(SUPPLIED MATERIAL):
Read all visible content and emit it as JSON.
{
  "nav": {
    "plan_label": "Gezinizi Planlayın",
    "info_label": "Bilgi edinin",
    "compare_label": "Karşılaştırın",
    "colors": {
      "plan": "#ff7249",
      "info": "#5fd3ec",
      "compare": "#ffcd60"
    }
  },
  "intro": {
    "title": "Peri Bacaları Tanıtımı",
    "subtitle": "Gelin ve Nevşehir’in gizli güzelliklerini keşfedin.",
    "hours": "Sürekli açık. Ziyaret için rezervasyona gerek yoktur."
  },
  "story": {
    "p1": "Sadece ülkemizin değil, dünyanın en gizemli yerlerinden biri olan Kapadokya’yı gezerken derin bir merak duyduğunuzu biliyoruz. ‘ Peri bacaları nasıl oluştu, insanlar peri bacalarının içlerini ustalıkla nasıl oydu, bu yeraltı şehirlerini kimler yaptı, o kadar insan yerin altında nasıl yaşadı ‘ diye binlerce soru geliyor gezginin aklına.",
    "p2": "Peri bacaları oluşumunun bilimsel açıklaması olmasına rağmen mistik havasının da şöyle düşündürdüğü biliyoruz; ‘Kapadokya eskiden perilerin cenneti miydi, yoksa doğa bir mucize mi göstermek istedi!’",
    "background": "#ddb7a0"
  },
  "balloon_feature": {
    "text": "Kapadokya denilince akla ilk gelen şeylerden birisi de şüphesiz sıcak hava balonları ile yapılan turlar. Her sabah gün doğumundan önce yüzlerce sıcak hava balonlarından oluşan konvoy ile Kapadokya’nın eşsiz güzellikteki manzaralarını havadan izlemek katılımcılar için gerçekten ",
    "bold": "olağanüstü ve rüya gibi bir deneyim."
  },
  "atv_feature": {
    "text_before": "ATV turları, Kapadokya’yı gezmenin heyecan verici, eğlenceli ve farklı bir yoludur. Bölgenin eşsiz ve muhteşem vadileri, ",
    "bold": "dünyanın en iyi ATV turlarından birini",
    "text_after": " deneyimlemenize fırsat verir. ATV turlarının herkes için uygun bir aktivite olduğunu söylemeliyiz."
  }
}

(INSTRUCTIONS TO FOLLOW): Repeat all of the entries exactly.

(RESPONSE FOR THIS EXERCISE):
Read all visible content and emit it as JSON.
{
  "nav": {
    "plan_label": "Gezinizi Planlayın",
    "info_label": "Bilgi edinin",
    "compare_label": "Karşılaştırın",
    "colors": {
      "plan": "#ff7249",
      "info": "#5fd3ec",
      "compare": "#ffcd60"
    }
  },
  "intro": {
    "title": "Peri Bacaları Tanıtımı",
    "subtitle": "Gelin ve Nevşehir’in gizli güzelliklerini keşfedin.",
    "hours": "Sürekli açık. Ziyaret için rezervasyona gerek yoktur."
  },
  "story": {
    "p1": "Sadece ülkemizin değil, dünyanın en gizemli yerlerinden biri olan Kapadokya’yı gezerken derin bir merak duyduğunuzu biliyoruz. ‘ Peri bacaları nasıl oluştu, insanlar peri bacalarının içlerini ustalıkla nasıl oydu, bu yeraltı şehirlerini kimler yaptı, o kadar insan yerin altında nasıl yaşadı ‘ diye binlerce soru geliyor gezginin aklına.",
    "p2": "Peri bacaları oluşumunun bilimsel açıklaması olmasına rağmen mistik havasının da şöyle düşündürdüğü biliyoruz; ‘Kapadokya eskiden perilerin cenneti miydi, yoksa doğa bir mucize mi göstermek istedi!’",
    "background": "#ddb7a0"
  },
  "balloon_feature": {
    "text": "Kapadokya denilince akla ilk gelen şeylerden birisi de şüphesiz sıcak hava balonları ile yapılan turlar. Her sabah gün doğumundan önce yüzlerce sıcak hava balonlarından oluşan konvoy ile Kapadokya’nın eşsiz güzellikteki manzaralarını havadan izlemek katılımcılar için gerçekten ",
    "bold": "olağanüstü ve rüya gibi bir deneyim."
  },
  "atv_feature": {
    "text_before": "ATV turları, Kapadokya’yı gezmenin heyecan verici, eğlenceli ve farklı bir yoludur. Bölgenin eşsiz ve muhteşem vadileri, ",
    "bold": "dünyanın en iyi ATV turlarından birini",
    "text_after": " deneyimlemenize fırsat verir. ATV turlarının herkes için uygun bir aktivite olduğunu söylemeliyiz."
  }
}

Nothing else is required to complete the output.